[Lines of data]
........

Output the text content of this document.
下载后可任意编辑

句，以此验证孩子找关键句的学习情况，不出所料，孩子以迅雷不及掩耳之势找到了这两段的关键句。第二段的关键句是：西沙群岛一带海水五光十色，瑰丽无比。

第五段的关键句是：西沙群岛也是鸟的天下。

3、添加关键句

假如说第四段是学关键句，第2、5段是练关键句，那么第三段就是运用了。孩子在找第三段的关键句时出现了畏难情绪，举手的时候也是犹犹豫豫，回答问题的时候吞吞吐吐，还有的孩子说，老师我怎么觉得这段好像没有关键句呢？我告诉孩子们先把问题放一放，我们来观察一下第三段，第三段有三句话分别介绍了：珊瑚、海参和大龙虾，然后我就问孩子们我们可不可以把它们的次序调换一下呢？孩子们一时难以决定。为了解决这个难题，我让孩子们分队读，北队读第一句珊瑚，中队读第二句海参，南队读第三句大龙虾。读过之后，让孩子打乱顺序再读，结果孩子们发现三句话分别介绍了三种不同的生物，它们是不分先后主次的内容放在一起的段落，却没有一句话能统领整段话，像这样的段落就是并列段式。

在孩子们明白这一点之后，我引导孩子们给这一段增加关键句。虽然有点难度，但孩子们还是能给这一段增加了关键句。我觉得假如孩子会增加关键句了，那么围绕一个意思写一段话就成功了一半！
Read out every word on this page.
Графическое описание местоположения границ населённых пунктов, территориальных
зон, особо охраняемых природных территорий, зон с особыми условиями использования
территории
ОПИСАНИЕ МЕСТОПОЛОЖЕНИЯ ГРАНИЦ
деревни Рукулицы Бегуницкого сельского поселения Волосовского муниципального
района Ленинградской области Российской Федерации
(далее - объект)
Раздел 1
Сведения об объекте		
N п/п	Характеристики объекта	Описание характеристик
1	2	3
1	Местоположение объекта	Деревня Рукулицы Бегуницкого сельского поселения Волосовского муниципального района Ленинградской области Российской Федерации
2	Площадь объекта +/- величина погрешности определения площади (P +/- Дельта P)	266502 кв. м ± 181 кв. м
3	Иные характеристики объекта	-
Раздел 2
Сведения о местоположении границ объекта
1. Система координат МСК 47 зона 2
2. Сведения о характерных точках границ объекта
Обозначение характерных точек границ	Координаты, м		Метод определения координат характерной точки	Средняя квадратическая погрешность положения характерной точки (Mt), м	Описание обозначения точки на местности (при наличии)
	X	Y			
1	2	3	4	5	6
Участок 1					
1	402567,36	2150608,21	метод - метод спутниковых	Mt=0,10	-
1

........

From the records above, please extract every line and repeat it exactly.

Output the text content of this document.
下载后可任意编辑

句，以此验证孩子找关键句的学习情况，不出所料，孩子以迅雷不及掩耳之势找到了这两段的关键句。第二段的关键句是：西沙群岛一带海水五光十色，瑰丽无比。

第五段的关键句是：西沙群岛也是鸟的天下。

3、添加关键句

假如说第四段是学关键句，第2、5段是练关键句，那么第三段就是运用了。孩子在找第三段的关键句时出现了畏难情绪，举手的时候也是犹犹豫豫，回答问题的时候吞吞吐吐，还有的孩子说，老师我怎么觉得这段好像没有关键句呢？我告诉孩子们先把问题放一放，我们来观察一下第三段，第三段有三句话分别介绍了：珊瑚、海参和大龙虾，然后我就问孩子们我们可不可以把它们的次序调换一下呢？孩子们一时难以决定。为了解决这个难题，我让孩子们分队读，北队读第一句珊瑚，中队读第二句海参，南队读第三句大龙虾。读过之后，让孩子打乱顺序再读，结果孩子们发现三句话分别介绍了三种不同的生物，它们是不分先后主次的内容放在一起的段落，却没有一句话能统领整段话，像这样的段落就是并列段式。

在孩子们明白这一点之后，我引导孩子们给这一段增加关键句。虽然有点难度，但孩子们还是能给这一段增加了关键句。我觉得假如孩子会增加关键句了，那么围绕一个意思写一段话就成功了一半！
Read out every word on this page.
Графическое описание местоположения границ населённых пунктов, территориальных
зон, особо охраняемых природных территорий, зон с особыми условиями использования
территории
ОПИСАНИЕ МЕСТОПОЛОЖЕНИЯ ГРАНИЦ
деревни Рукулицы Бегуницкого сельского поселения Волосовского муниципального
района Ленинградской области Российской Федерации
(далее - объект)
Раздел 1
Сведения об объекте		
N п/п	Характеристики объекта	Описание характеристик
1	2	3
1	Местоположение объекта	Деревня Рукулицы Бегуницкого сельского поселения Волосовского муниципального района Ленинградской области Российской Федерации
2	Площадь объекта +/- величина погрешности определения площади (P +/- Дельта P)	266502 кв. м ± 181 кв. м
3	Иные характеристики объекта	-
Раздел 2
Сведения о местоположении границ объекта
1. Система координат МСК 47 зона 2
2. Сведения о характерных точках границ объекта
Обозначение характерных точек границ	Координаты, м		Метод определения координат характерной точки	Средняя квадратическая погрешность положения характерной точки (Mt), м	Описание обозначения точки на местности (при наличии)
	X	Y			
1	2	3	4	5	6
Участок 1					
1	402567,36	2150608,21	метод - метод спутниковых	Mt=0,10	-
1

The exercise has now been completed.